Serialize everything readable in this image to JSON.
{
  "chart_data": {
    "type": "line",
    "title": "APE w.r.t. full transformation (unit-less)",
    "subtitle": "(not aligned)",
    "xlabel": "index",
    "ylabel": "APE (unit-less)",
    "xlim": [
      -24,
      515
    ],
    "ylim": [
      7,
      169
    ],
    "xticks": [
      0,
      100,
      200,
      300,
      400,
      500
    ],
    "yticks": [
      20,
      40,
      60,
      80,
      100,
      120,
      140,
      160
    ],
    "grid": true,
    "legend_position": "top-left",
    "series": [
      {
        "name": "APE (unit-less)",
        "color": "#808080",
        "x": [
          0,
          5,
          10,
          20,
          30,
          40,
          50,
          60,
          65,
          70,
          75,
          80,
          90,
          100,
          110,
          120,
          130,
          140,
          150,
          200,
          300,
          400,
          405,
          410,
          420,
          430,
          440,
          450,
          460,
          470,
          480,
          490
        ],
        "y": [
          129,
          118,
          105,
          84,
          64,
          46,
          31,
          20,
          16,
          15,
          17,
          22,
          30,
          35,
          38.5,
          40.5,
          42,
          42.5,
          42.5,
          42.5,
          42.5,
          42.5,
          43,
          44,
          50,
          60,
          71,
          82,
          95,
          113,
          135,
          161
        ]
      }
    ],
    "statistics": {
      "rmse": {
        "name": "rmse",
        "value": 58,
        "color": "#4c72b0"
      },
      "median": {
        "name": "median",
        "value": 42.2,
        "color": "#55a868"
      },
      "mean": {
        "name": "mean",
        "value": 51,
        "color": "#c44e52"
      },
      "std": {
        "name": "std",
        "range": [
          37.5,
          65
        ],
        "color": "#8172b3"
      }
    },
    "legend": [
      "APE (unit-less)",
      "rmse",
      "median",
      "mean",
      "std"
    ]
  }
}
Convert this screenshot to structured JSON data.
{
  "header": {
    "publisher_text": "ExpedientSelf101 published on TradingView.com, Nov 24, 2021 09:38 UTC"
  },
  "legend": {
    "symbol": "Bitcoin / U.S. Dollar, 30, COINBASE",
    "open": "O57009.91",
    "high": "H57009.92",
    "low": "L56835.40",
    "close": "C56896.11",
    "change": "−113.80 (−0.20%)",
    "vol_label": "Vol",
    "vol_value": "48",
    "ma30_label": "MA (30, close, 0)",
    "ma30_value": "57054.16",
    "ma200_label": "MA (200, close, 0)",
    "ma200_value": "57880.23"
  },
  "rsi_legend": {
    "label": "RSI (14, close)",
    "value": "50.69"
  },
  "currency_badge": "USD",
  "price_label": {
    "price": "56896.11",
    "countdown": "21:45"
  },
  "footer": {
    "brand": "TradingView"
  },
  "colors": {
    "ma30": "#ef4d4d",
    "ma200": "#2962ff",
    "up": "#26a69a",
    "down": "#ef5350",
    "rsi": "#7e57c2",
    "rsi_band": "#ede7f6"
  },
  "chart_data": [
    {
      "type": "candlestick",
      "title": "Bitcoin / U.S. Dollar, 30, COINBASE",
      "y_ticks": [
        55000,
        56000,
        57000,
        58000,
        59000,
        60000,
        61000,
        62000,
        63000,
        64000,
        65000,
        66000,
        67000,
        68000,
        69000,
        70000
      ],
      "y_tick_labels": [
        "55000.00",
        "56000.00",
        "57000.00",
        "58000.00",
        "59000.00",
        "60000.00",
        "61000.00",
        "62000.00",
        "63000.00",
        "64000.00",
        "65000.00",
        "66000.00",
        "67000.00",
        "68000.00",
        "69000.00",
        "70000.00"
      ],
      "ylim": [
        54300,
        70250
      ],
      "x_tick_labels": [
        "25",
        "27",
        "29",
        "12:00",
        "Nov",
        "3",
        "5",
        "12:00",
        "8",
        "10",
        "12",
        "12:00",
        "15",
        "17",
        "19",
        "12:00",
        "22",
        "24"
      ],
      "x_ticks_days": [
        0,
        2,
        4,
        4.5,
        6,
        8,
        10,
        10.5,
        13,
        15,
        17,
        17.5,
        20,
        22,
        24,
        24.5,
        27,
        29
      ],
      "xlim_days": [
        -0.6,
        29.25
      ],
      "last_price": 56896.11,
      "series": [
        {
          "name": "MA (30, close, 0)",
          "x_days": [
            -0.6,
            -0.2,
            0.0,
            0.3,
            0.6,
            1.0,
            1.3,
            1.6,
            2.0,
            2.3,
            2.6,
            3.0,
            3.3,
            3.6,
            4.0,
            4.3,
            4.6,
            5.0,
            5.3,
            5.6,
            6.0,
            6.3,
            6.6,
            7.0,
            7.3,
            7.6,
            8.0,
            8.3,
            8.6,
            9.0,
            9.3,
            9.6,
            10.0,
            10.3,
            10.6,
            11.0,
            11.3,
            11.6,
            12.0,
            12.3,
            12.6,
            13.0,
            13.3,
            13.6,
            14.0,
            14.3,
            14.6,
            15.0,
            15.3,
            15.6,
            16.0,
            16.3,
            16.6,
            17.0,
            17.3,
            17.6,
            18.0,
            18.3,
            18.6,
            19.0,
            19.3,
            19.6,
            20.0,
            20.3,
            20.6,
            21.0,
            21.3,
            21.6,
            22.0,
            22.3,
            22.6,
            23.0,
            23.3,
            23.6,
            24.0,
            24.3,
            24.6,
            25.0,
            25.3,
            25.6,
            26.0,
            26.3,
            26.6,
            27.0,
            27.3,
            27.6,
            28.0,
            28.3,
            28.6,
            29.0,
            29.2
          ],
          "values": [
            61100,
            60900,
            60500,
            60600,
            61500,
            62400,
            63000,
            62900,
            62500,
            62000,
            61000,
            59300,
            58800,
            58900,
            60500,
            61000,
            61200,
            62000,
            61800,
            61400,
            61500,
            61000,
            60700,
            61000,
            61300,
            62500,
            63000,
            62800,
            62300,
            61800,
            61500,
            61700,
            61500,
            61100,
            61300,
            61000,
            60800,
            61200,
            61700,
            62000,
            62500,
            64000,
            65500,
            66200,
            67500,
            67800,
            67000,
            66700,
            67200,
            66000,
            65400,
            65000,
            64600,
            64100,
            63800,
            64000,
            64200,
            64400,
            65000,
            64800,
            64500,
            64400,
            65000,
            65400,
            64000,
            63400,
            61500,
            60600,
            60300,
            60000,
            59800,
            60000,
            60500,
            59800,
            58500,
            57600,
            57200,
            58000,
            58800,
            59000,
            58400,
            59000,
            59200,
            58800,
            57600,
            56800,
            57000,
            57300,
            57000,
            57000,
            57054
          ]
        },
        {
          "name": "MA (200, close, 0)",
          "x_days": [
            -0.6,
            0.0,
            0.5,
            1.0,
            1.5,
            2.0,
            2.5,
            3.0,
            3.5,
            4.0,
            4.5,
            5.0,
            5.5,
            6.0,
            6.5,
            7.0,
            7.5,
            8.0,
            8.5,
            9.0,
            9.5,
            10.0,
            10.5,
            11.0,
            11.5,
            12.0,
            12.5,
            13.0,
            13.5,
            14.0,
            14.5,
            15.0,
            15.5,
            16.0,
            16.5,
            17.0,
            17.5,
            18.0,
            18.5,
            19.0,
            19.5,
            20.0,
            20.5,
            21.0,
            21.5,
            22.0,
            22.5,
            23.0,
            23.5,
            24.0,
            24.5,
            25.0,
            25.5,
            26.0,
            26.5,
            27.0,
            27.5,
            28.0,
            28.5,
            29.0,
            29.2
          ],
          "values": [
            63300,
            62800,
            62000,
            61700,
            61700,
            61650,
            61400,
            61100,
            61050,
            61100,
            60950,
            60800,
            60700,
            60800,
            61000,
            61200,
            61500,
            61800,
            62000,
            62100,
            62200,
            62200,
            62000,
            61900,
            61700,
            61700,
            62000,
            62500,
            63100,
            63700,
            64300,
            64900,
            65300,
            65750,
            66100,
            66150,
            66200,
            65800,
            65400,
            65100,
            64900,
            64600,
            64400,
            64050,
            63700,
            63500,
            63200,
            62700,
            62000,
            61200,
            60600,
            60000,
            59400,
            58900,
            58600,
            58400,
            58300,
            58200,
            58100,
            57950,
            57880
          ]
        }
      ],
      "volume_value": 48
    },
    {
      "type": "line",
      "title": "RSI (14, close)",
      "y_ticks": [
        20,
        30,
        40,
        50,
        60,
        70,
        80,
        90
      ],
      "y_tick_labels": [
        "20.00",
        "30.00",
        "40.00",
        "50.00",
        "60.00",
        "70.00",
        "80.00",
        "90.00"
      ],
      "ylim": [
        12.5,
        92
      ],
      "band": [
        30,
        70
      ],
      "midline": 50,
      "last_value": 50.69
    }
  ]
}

What to do: Collect the lines of the data that carry the word "less".

Written answer:
    "title": "APE w.r.t. full transformation (unit-less)",
    "ylabel": "APE (unit-less)",
        "name": "APE (unit-less)",
      "APE (unit-less)",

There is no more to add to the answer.